Gather up the lines with the word "current" in them.
╭─ Supplied data
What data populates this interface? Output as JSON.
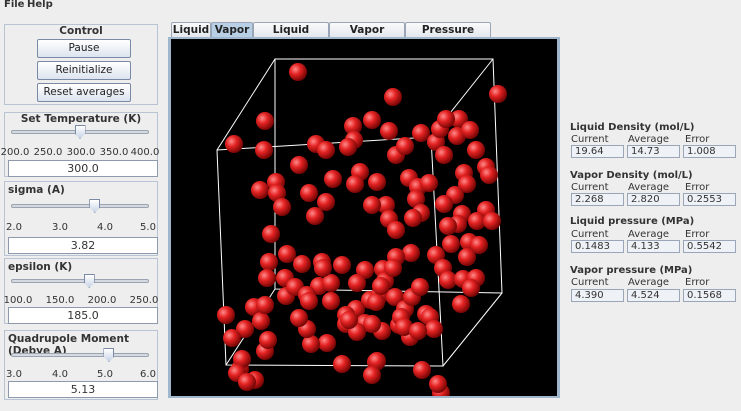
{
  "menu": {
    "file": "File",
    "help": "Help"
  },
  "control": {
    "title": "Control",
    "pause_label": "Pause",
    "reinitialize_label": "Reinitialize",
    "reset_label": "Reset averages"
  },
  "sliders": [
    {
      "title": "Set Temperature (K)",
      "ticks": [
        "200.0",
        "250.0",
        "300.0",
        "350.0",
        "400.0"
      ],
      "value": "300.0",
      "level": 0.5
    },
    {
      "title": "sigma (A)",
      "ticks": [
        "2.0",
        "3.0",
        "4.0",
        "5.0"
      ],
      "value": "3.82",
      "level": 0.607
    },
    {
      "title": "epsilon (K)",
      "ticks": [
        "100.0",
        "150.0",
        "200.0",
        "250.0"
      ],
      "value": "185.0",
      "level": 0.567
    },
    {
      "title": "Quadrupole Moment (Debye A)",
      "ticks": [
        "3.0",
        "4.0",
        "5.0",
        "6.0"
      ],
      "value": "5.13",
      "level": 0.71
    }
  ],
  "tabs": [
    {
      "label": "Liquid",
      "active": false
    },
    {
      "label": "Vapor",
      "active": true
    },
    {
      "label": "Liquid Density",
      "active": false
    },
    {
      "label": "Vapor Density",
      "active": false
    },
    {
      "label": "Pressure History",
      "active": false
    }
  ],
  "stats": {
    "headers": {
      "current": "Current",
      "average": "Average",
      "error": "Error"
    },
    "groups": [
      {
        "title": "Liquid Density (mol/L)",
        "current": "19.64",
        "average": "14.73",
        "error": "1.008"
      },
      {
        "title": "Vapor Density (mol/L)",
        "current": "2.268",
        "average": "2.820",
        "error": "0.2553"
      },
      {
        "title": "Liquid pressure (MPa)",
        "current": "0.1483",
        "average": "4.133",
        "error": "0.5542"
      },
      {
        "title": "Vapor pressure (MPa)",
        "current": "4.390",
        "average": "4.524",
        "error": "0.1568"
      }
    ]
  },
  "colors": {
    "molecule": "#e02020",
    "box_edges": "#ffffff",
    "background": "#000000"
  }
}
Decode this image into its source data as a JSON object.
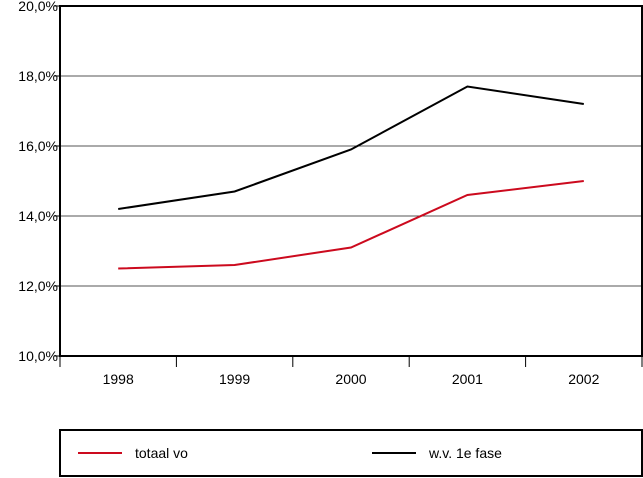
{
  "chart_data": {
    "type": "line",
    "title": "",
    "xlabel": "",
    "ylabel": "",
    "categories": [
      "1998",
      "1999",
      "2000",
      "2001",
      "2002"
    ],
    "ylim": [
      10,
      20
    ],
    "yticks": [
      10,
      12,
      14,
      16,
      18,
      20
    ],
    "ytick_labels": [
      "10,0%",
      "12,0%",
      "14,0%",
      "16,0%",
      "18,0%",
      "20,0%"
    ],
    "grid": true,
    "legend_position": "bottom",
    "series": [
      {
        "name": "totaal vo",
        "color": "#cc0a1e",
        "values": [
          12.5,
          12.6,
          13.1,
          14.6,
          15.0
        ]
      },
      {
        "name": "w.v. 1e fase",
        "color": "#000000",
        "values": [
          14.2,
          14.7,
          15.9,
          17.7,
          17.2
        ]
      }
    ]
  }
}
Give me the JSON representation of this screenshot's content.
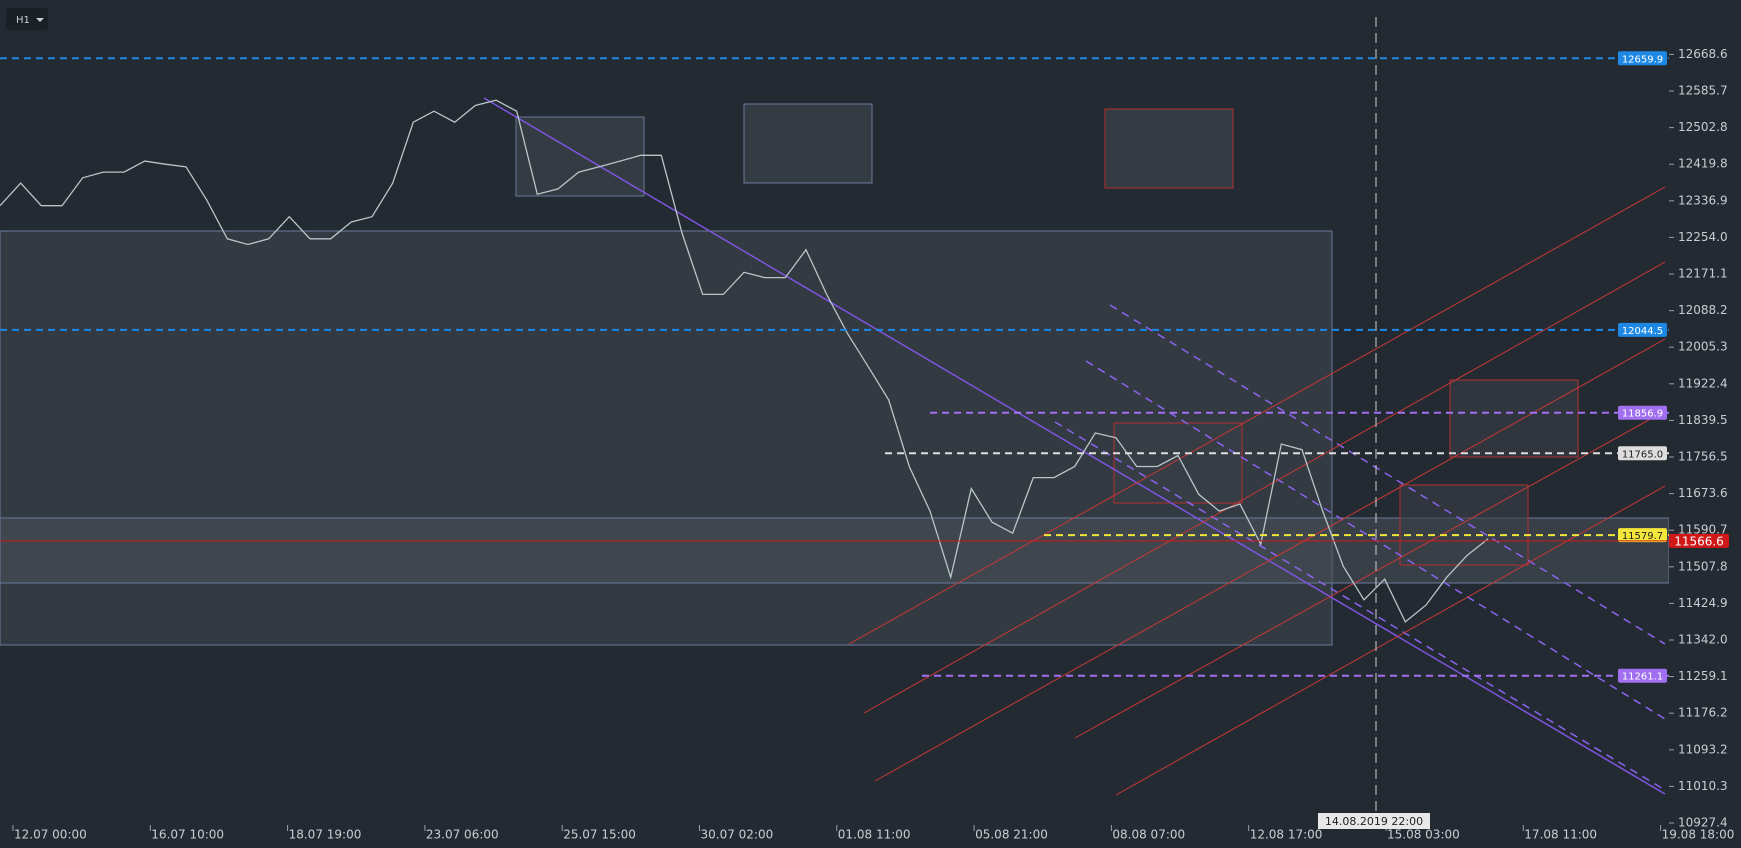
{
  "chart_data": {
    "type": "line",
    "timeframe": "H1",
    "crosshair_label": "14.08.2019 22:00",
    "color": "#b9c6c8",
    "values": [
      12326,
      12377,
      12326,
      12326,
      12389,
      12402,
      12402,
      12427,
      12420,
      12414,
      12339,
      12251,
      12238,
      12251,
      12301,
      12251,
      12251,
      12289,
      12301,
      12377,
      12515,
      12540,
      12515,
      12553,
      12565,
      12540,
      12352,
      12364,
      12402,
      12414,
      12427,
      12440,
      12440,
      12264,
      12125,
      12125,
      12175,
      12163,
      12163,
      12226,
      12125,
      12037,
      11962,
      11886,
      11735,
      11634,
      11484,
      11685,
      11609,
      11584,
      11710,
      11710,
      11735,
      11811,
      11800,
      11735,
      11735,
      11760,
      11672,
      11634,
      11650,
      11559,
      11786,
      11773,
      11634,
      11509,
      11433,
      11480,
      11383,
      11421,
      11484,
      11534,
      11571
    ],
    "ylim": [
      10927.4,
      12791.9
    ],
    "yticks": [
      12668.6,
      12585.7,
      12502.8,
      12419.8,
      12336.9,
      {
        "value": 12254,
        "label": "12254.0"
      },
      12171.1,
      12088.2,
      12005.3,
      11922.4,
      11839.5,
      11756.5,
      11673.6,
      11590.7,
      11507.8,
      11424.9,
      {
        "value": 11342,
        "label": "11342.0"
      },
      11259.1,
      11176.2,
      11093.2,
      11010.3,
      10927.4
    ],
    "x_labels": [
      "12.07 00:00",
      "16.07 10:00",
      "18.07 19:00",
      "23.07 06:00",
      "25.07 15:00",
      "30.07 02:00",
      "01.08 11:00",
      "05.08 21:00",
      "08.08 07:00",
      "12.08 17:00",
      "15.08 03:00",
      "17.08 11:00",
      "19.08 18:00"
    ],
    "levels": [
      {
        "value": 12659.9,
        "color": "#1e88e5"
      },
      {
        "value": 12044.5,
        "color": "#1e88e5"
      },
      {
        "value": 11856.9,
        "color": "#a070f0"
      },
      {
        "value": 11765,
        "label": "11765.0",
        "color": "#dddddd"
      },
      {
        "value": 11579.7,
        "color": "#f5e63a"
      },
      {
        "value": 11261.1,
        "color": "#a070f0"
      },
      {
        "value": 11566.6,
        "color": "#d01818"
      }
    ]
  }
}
╰─
__The reply__.
      "current": "Current",
        "current": "19.64",
        "current": "2.268",
        "current": "0.1483",
        "current": "4.390",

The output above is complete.